• **Required work**
Restate the data word for word and leave the images out.

• **Data extract**
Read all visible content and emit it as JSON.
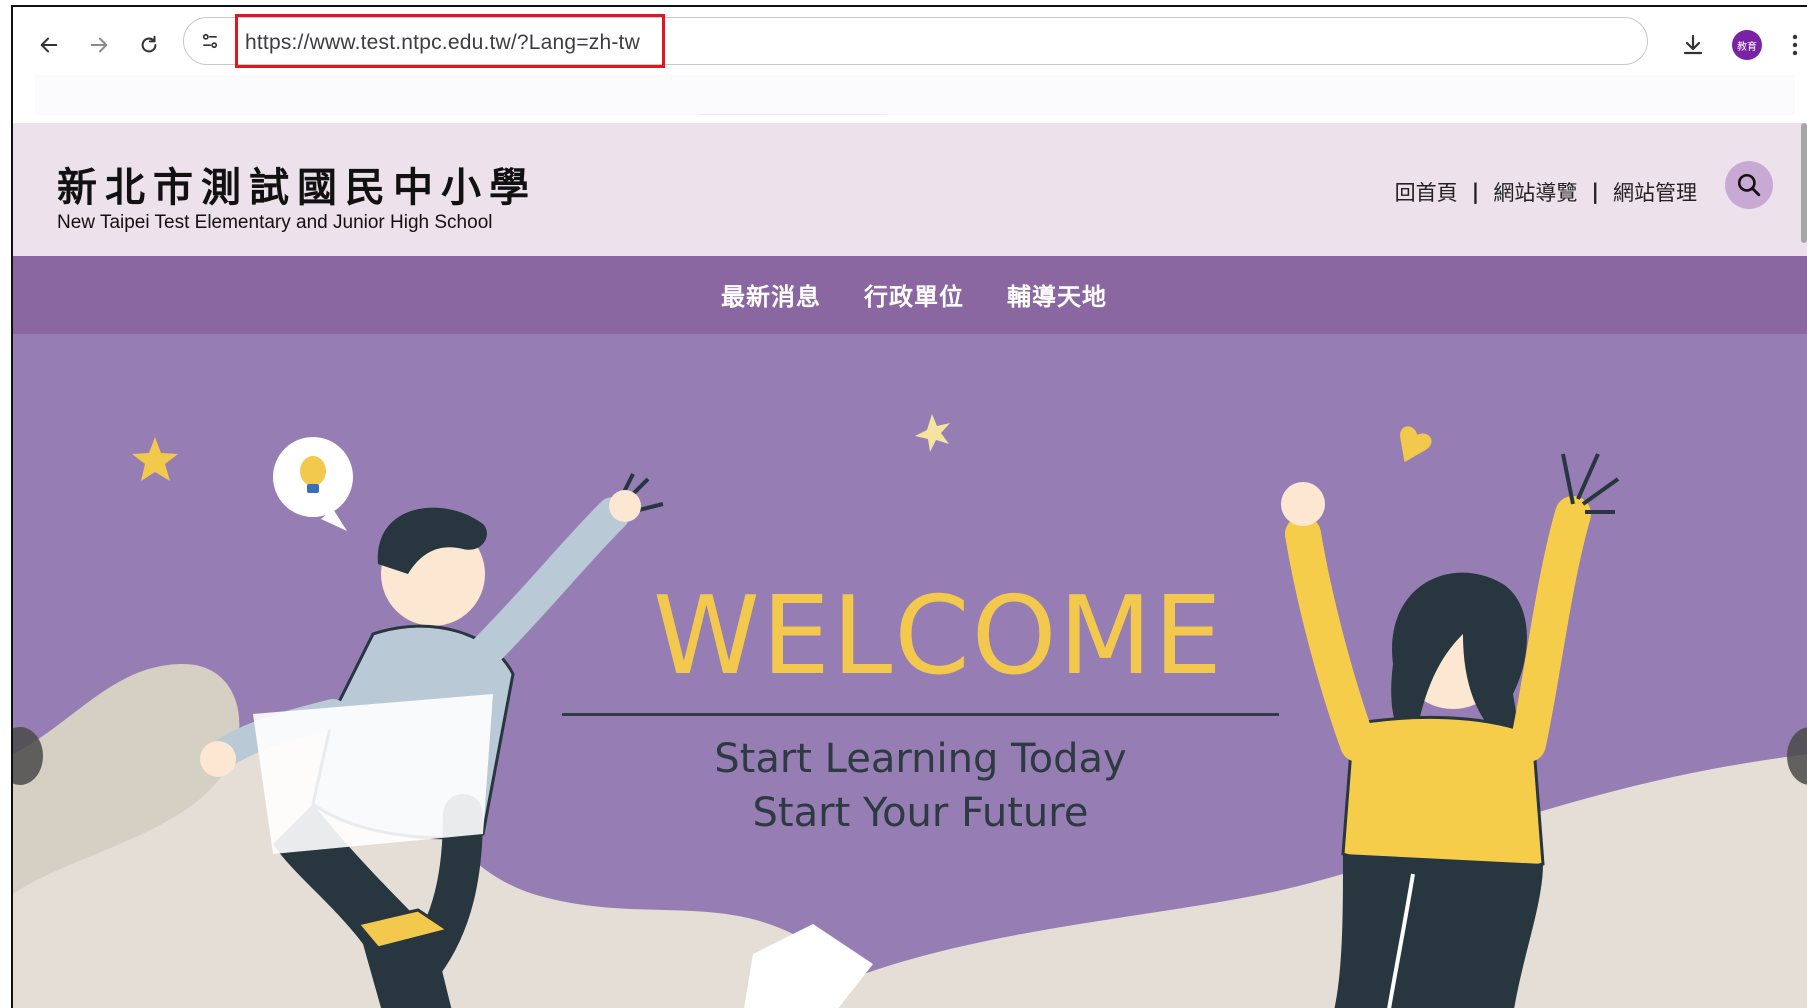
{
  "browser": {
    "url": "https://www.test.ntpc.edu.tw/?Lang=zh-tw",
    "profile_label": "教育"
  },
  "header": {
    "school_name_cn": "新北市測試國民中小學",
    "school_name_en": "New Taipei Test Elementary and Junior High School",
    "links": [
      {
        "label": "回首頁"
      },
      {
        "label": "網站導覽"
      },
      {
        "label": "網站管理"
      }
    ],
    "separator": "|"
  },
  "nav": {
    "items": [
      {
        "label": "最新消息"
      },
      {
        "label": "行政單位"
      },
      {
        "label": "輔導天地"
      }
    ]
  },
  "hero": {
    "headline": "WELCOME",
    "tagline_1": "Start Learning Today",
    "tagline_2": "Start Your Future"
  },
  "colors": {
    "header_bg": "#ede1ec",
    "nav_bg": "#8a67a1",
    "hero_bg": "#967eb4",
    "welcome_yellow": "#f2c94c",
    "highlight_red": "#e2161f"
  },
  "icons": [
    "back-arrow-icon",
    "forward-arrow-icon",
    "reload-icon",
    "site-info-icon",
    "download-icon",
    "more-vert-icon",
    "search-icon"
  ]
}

• **Reply**
Read all visible content and emit it as JSON.
{
  "browser": {
    "url": "https://www.test.ntpc.edu.tw/?Lang=zh-tw",
    "profile_label": "教育"
  },
  "header": {
    "school_name_cn": "新北市測試國民中小學",
    "school_name_en": "New Taipei Test Elementary and Junior High School",
    "links": [
      {
        "label": "回首頁"
      },
      {
        "label": "網站導覽"
      },
      {
        "label": "網站管理"
      }
    ],
    "separator": "|"
  },
  "nav": {
    "items": [
      {
        "label": "最新消息"
      },
      {
        "label": "行政單位"
      },
      {
        "label": "輔導天地"
      }
    ]
  },
  "hero": {
    "headline": "WELCOME",
    "tagline_1": "Start Learning Today",
    "tagline_2": "Start Your Future"
  },
  "colors": {
    "header_bg": "#ede1ec",
    "nav_bg": "#8a67a1",
    "hero_bg": "#967eb4",
    "welcome_yellow": "#f2c94c",
    "highlight_red": "#e2161f"
  },
  "icons": [
    "back-arrow-icon",
    "forward-arrow-icon",
    "reload-icon",
    "site-info-icon",
    "download-icon",
    "more-vert-icon",
    "search-icon"
  ]
}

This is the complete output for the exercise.